## Instruction
Using the listing below, select the lines with the word "time" and copy them.
### Entries supplied
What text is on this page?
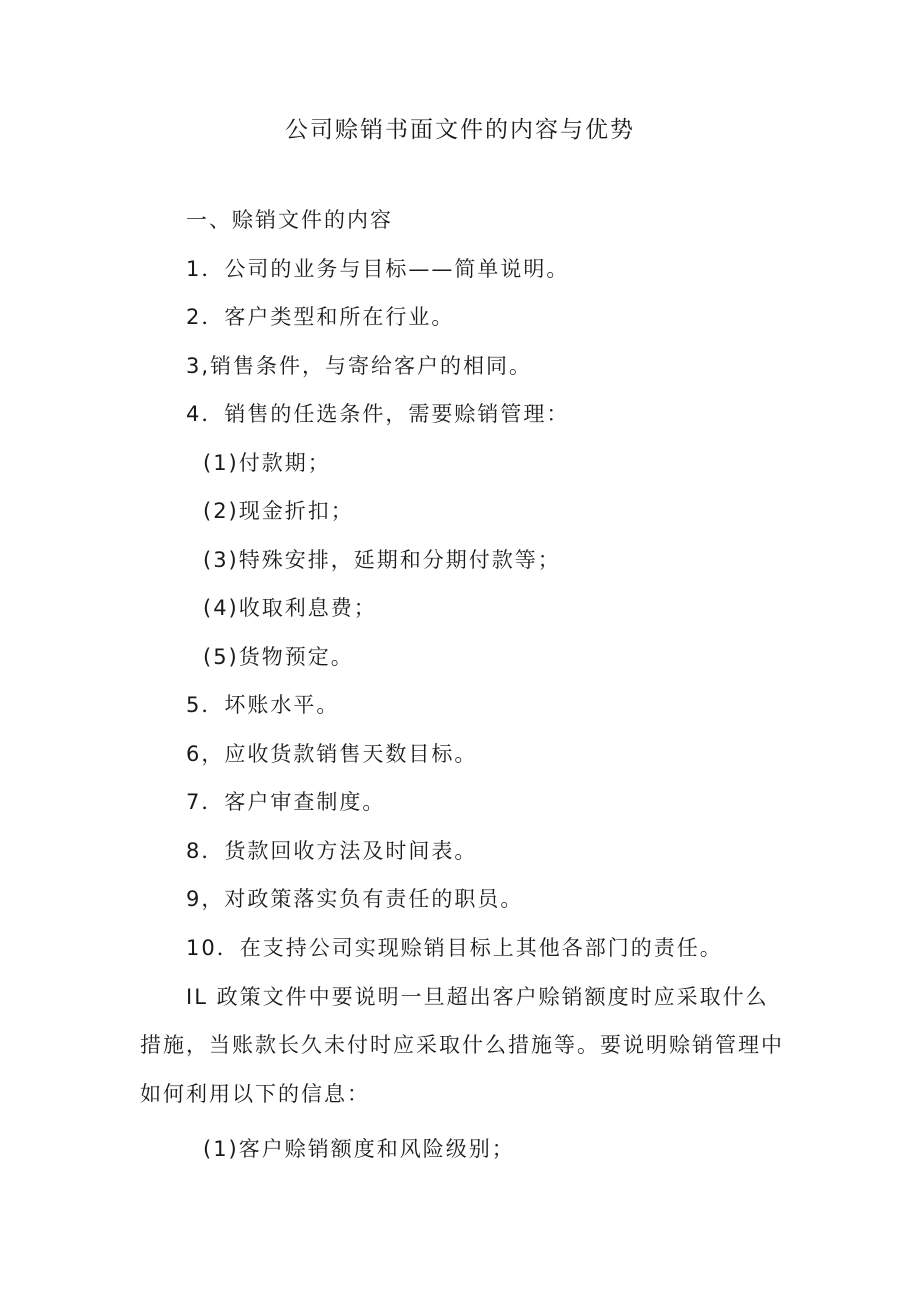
公司赊销书面文件的内容与优势
一、赊销文件的内容
1．公司的业务与目标——简单说明。
2．客户类型和所在行业。
3,销售条件，与寄给客户的相同。
4．销售的任选条件，需要赊销管理：
(1)付款期；
(2)现金折扣；
(3)特殊安排，延期和分期付款等；
(4)收取利息费；
(5)货物预定。
5．坏账水平。
6，应收货款销售天数目标。
7．客户审查制度。
8．货款回收方法及时间表。
9，对政策落实负有责任的职员。
10．在支持公司实现赊销目标上其他各部门的责任。
IL 政策文件中要说明一旦超出客户赊销额度时应采取什么
措施，当账款长久未付时应采取什么措施等。要说明赊销管理中
如何利用以下的信息：
(1)客户赊销额度和风险级别；
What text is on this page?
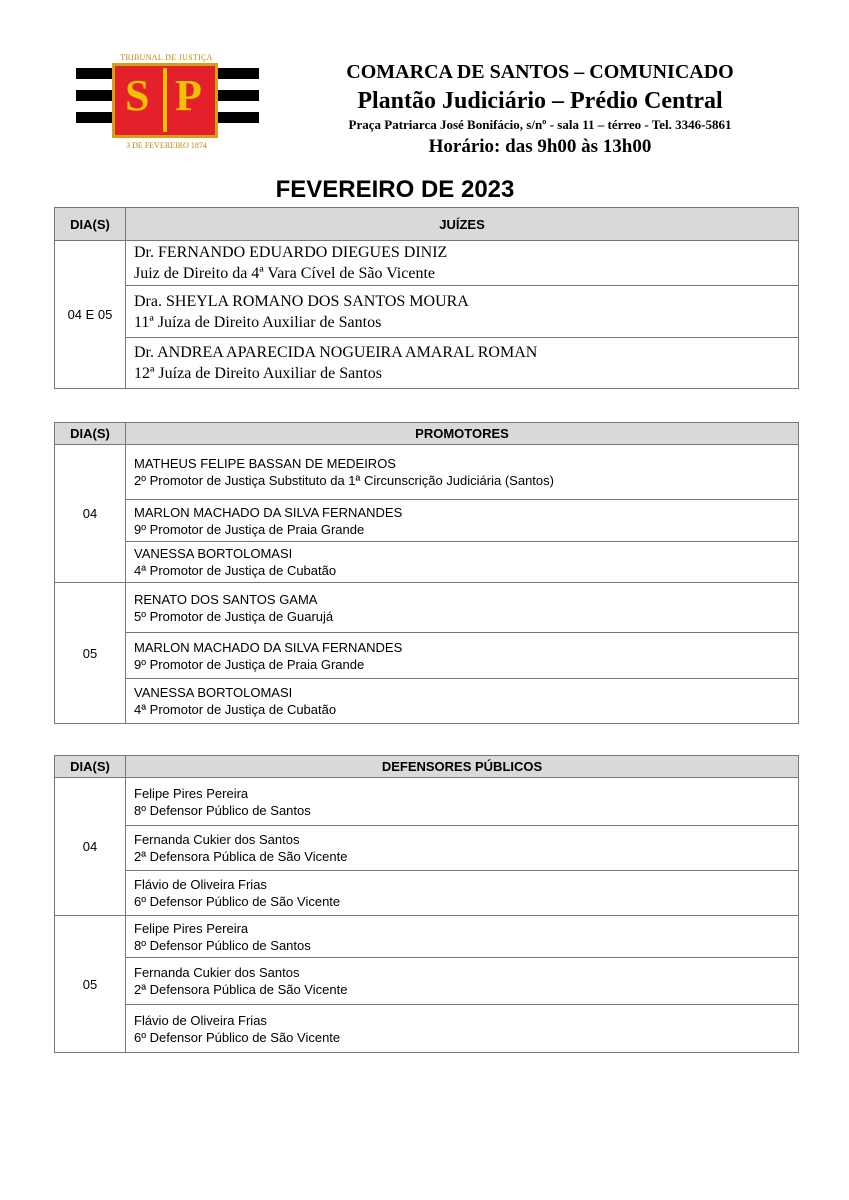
TRIBUNAL DE JUSTIÇA
S P
3 DE FEVEREIRO 1874
COMARCA DE SANTOS – COMUNICADO
Plantão Judiciário – Prédio Central
Praça Patriarca José Bonifácio, s/nº - sala 11 – térreo - Tel. 3346-5861
Horário: das 9h00 às 13h00
FEVEREIRO DE 2023
DIA(S)	JUÍZES
04 E 05	Dr. FERNANDO EDUARDO DIEGUES DINIZ
Juiz de Direito da 4ª Vara Cível de São Vicente

	Dra. SHEYLA ROMANO DOS SANTOS MOURA
11ª Juíza de Direito Auxiliar de Santos

	Dr. ANDREA APARECIDA NOGUEIRA AMARAL ROMAN
12ª Juíza de Direito Auxiliar de Santos
DIA(S)	PROMOTORES
04	MATHEUS FELIPE BASSAN DE MEDEIROS
2º Promotor de Justiça Substituto da 1ª Circunscrição Judiciária (Santos)

	MARLON MACHADO DA SILVA FERNANDES
9º Promotor de Justiça de Praia Grande

	VANESSA BORTOLOMASI
4ª Promotor de Justiça de Cubatão

05	RENATO DOS SANTOS GAMA
5º Promotor de Justiça de Guarujá

	MARLON MACHADO DA SILVA FERNANDES
9º Promotor de Justiça de Praia Grande

	VANESSA BORTOLOMASI
4ª Promotor de Justiça de Cubatão
DIA(S)	DEFENSORES PÚBLICOS
04	Felipe Pires Pereira
8º Defensor Público de Santos

	Fernanda Cukier dos Santos
2ª Defensora Pública de São Vicente

	Flávio de Oliveira Frias
6º Defensor Público de São Vicente

05	Felipe Pires Pereira
8º Defensor Público de Santos

	Fernanda Cukier dos Santos
2ª Defensora Pública de São Vicente

	Flávio de Oliveira Frias
6º Defensor Público de São Vicente
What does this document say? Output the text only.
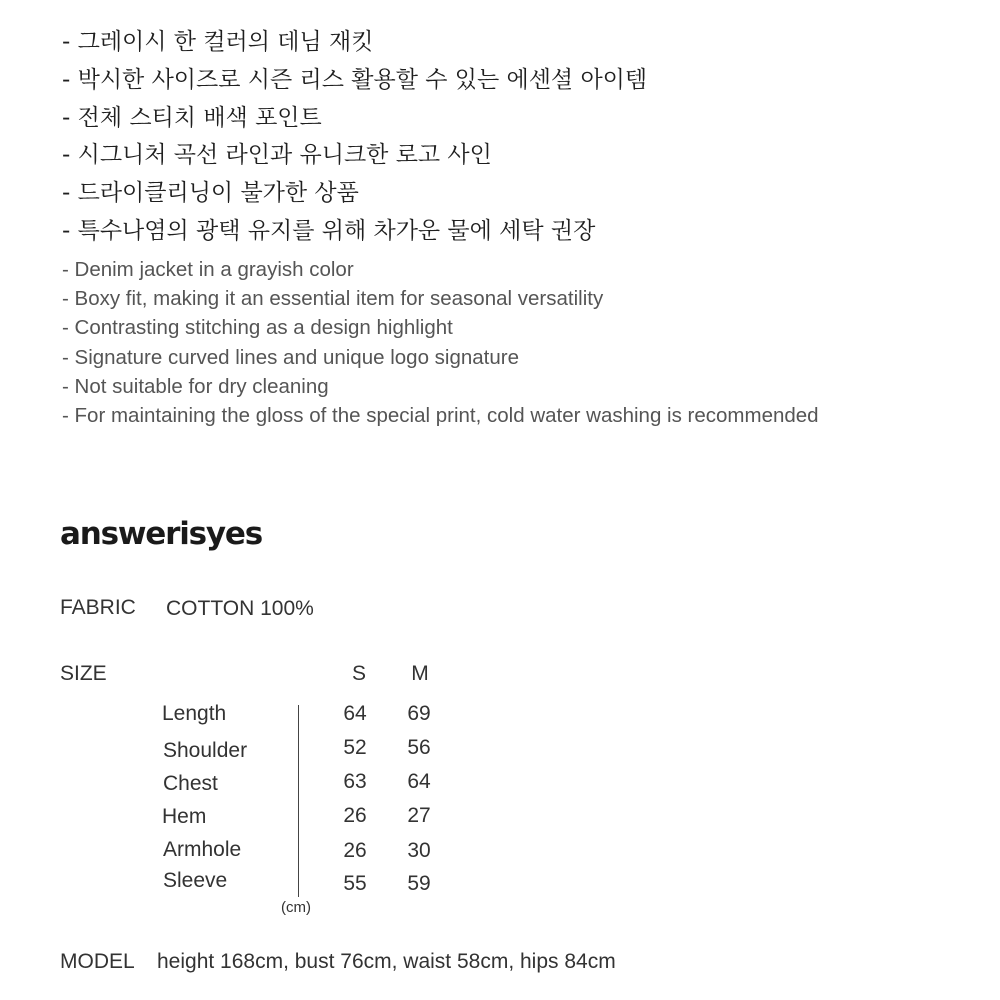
- 그레이시 한 컬러의 데님 재킷
- 박시한 사이즈로 시즌 리스 활용할 수 있는 에센셜 아이템
- 전체 스티치 배색 포인트
- 시그니처 곡선 라인과 유니크한 로고 사인
- 드라이클리닝이 불가한 상품
- 특수나염의 광택 유지를 위해 차가운 물에 세탁 권장
- Denim jacket in a grayish color
- Boxy fit, making it an essential item for seasonal versatility
- Contrasting stitching as a design highlight
- Signature curved lines and unique logo signature
- Not suitable for dry cleaning
- For maintaining the gloss of the special print, cold water washing is recommended
answerisyes
FABRIC COTTON 100%
SIZE	S	M
Length	64	69
Shoulder	52	56
Chest	63	64
Hem	26	27
Armhole	26	30
Sleeve	55	59
(cm)
MODEL height 168cm, bust 76cm, waist 58cm, hips 84cm
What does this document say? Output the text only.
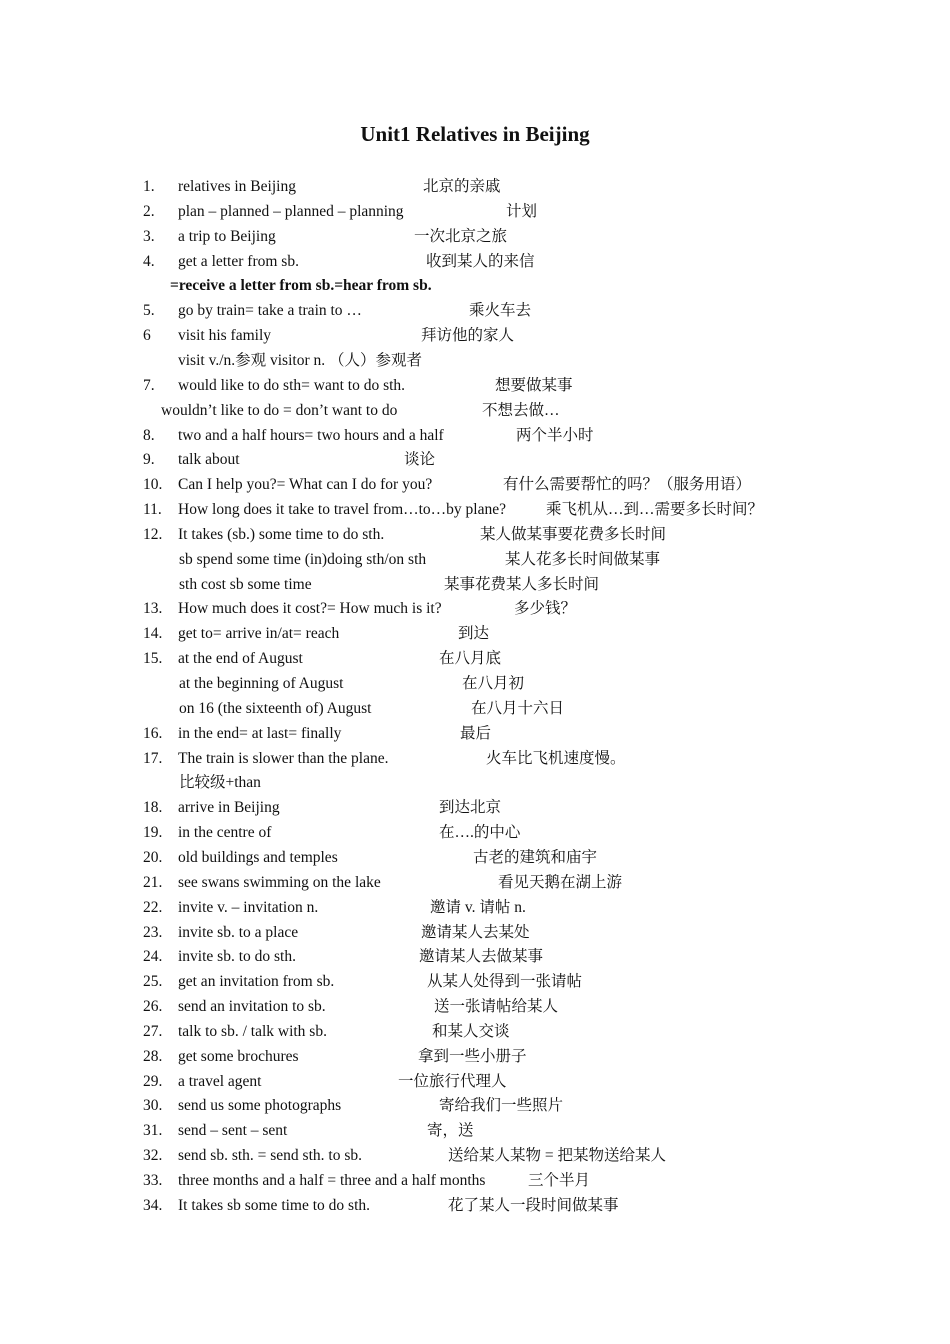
Unit1 Relatives in Beijing
1. relatives in Beijing	北京的亲戚
2. plan – planned – planned – planning	计划
3. a trip to Beijing	一次北京之旅
4. get a letter from sb.	收到某人的来信
=receive a letter from sb.=hear from sb.
5. go by train= take a train to …	乘火车去
6 visit his family	拜访他的家人
visit v./n.参观 visitor n. （人）参观者
7. would like to do sth= want to do sth.	想要做某事
wouldn’t like to do = don’t want to do	不想去做…
8. two and a half hours= two hours and a half	两个半小时
9. talk about	谈论
10. Can I help you?= What can I do for you?	有什么需要帮忙的吗？（服务用语）
11. How long does it take to travel from…to…by plane?	乘飞机从…到…需要多长时间？
12. It takes (sb.) some time to do sth.	某人做某事要花费多长时间
sb spend some time (in)doing sth/on sth	某人花多长时间做某事
sth cost sb some time	某事花费某人多长时间
13. How much does it cost?= How much is it?	多少钱？
14. get to= arrive in/at= reach	到达
15. at the end of August	在八月底
at the beginning of August	在八月初
on 16 (the sixteenth of) August	在八月十六日
16. in the end= at last= finally	最后
17. The train is slower than the plane.	火车比飞机速度慢。
比较级+than
18. arrive in Beijing	到达北京
19. in the centre of	在….的中心
20. old buildings and temples	古老的建筑和庙宇
21. see swans swimming on the lake	看见天鹅在湖上游
22. invite v. – invitation n.	邀请 v. 请帖 n.
23. invite sb. to a place	邀请某人去某处
24. invite sb. to do sth.	邀请某人去做某事
25. get an invitation from sb.	从某人处得到一张请帖
26. send an invitation to sb.	送一张请帖给某人
27. talk to sb. / talk with sb.	和某人交谈
28. get some brochures	拿到一些小册子
29. a travel agent	一位旅行代理人
30. send us some photographs	寄给我们一些照片
31. send – sent – sent	寄，送
32. send sb. sth. = send sth. to sb.	送给某人某物 = 把某物送给某人
33. three months and a half = three and a half months	三个半月
34. It takes sb some time to do sth.	花了某人一段时间做某事
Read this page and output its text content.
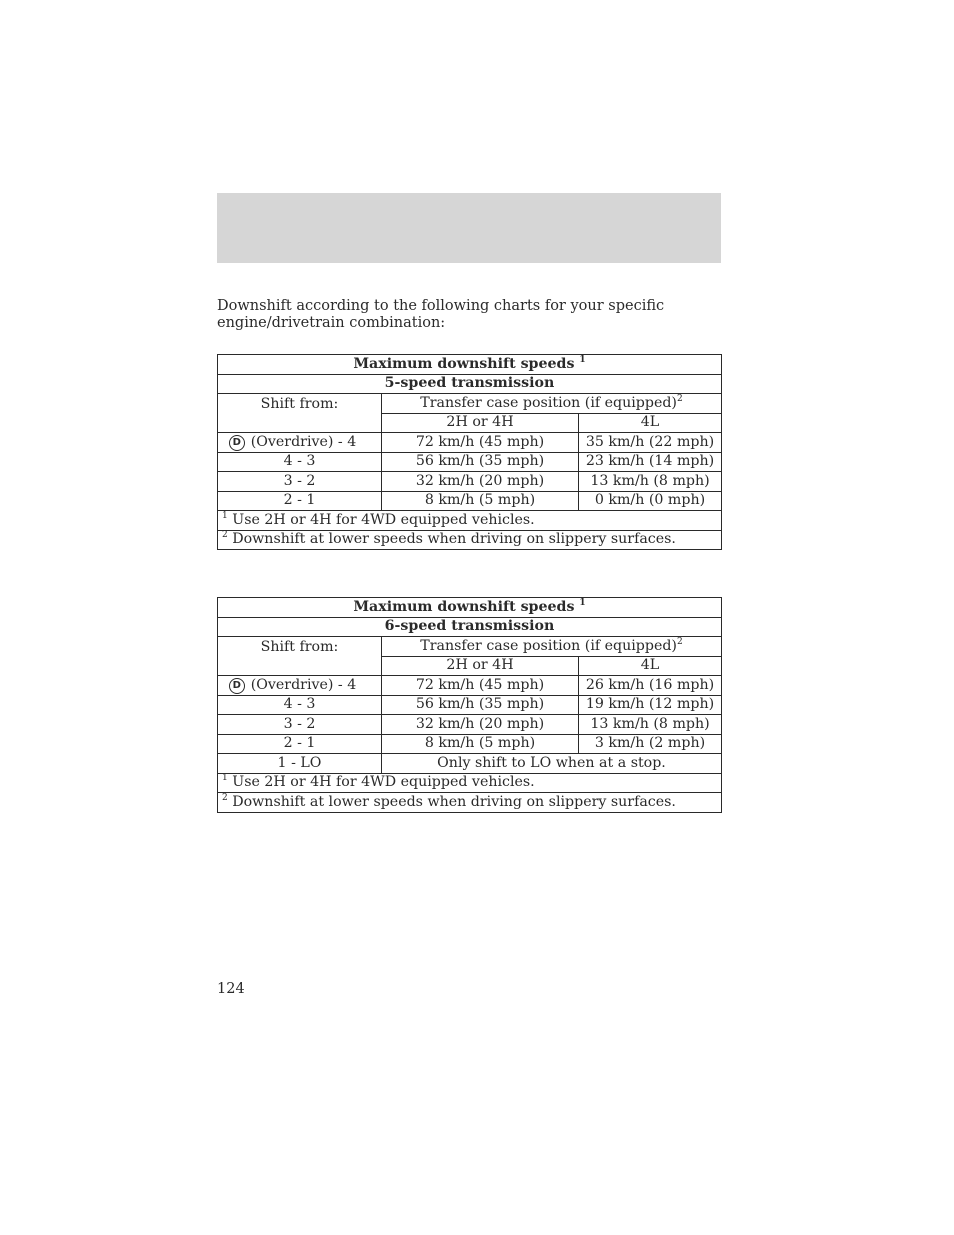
Downshift according to the following charts for your specific
engine/drivetrain combination:
Maximum downshift speeds $^1$
5-speed transmission		
Shift from:	Transfer case position (if equipped)$^2$
	2H or 4H	4L
D (Overdrive) - 4	72 km/h (45 mph)	35 km/h (22 mph)
4 - 3	56 km/h (35 mph)	23 km/h (14 mph)
3 - 2	32 km/h (20 mph)	13 km/h (8 mph)
2 - 1	8 km/h (5 mph)	0 km/h (0 mph)
$^1$ Use 2H or 4H for 4WD equipped vehicles.		
$^2$ Downshift at lower speeds when driving on slippery surfaces.		
Maximum downshift speeds $^1$
6-speed transmission		
Shift from:	Transfer case position (if equipped)$^2$
	2H or 4H	4L
D (Overdrive) - 4	72 km/h (45 mph)	26 km/h (16 mph)
4 - 3	56 km/h (35 mph)	19 km/h (12 mph)
3 - 2	32 km/h (20 mph)	13 km/h (8 mph)
2 - 1	8 km/h (5 mph)	3 km/h (2 mph)
1 - LO	Only shift to LO when at a stop.	
$^1$ Use 2H or 4H for 4WD equipped vehicles.		
$^2$ Downshift at lower speeds when driving on slippery surfaces.		
124
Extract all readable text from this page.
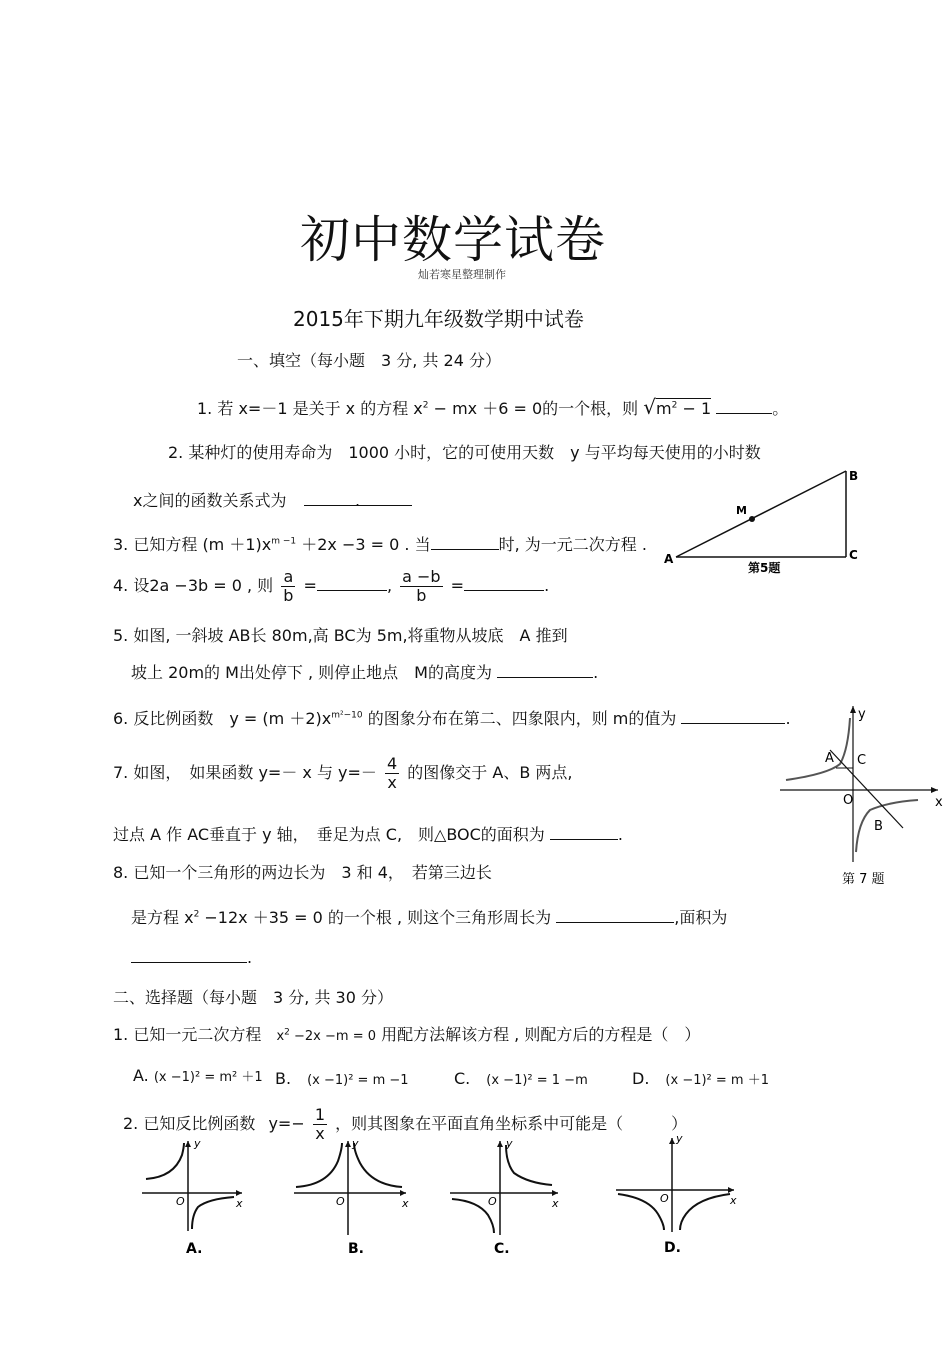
初中数学试卷
灿若寒星整理制作
2015年下期九年级数学期中试卷
一、填空（每小题　3 分, 共 24 分）
1. 若 x=－1 是关于 x 的方程 $x^2$ − mx ＋6 = 0的一个根，则 $√m^2 - 1$	。
2. 某种灯的使用寿命为　1000 小时，它的可使用天数　y 与平均每天使用的小时数
x之间的函数关系式为	.
3. 已知方程 $(m +1)x^{m -1} +2x -3 = 0$ . 当	时, 为一元二次方程 .
4. 设2a −3b = 0 , 则 $\frac{a}{b}$ =	, $\frac{a -b}{b}$ =	.
5. 如图, 一斜坡 AB长 80m,高 BC为 5m,将重物从坡底　A 推到
坡上 20m的 M出处停下 , 则停止地点　M的高度为	.
6. 反比例函数　$y = (m +2)x^{m^2-10}$ 的图象分布在第二、四象限内，则 m的值为	.
7. 如图，　如果函数 y=－ x 与 $y=- \frac{4}{x}$ 的图像交于 A、B 两点,
过点 A 作 AC垂直于 y 轴，　垂足为点 C,　则△BOC的面积为	.
8. 已知一个三角形的两边长为　3 和 4，　若第三边长
是方程 $x^2 -12x +35 = 0$ 的一个根 , 则这个三角形周长为	,面积为
.
A
B
C
M
第5题
y
x
A C
O
B
第 7 题
二、选择题（每小题　3 分, 共 30 分）
1. 已知一元二次方程 $x^2 -2x -m = 0$ 用配方法解该方程 , 则配方后的方程是（　）
A. (x −1)² = m² ＋1 B.　 (x −1)² = m −1	C.　 (x −1)² = 1 −m	D.　 (x −1)² = m ＋1
2. 已知反比例函数 $y=- \frac{1}{x}$ ，则其图象在平面直角坐标系中可能是（　　　）
y
x
O
A.
y
x
O
B.
y
x
O
C.
y
x
O
D.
######
## Result of the task
12. It takes (sb.) some time to do sth.	某人做某事要花费多长时间
sb spend some time (in)doing sth/on sth	某人花多长时间做某事
sth cost sb some time	某事花费某人多长时间
34. It takes sb some time to do sth.	花了某人一段时间做某事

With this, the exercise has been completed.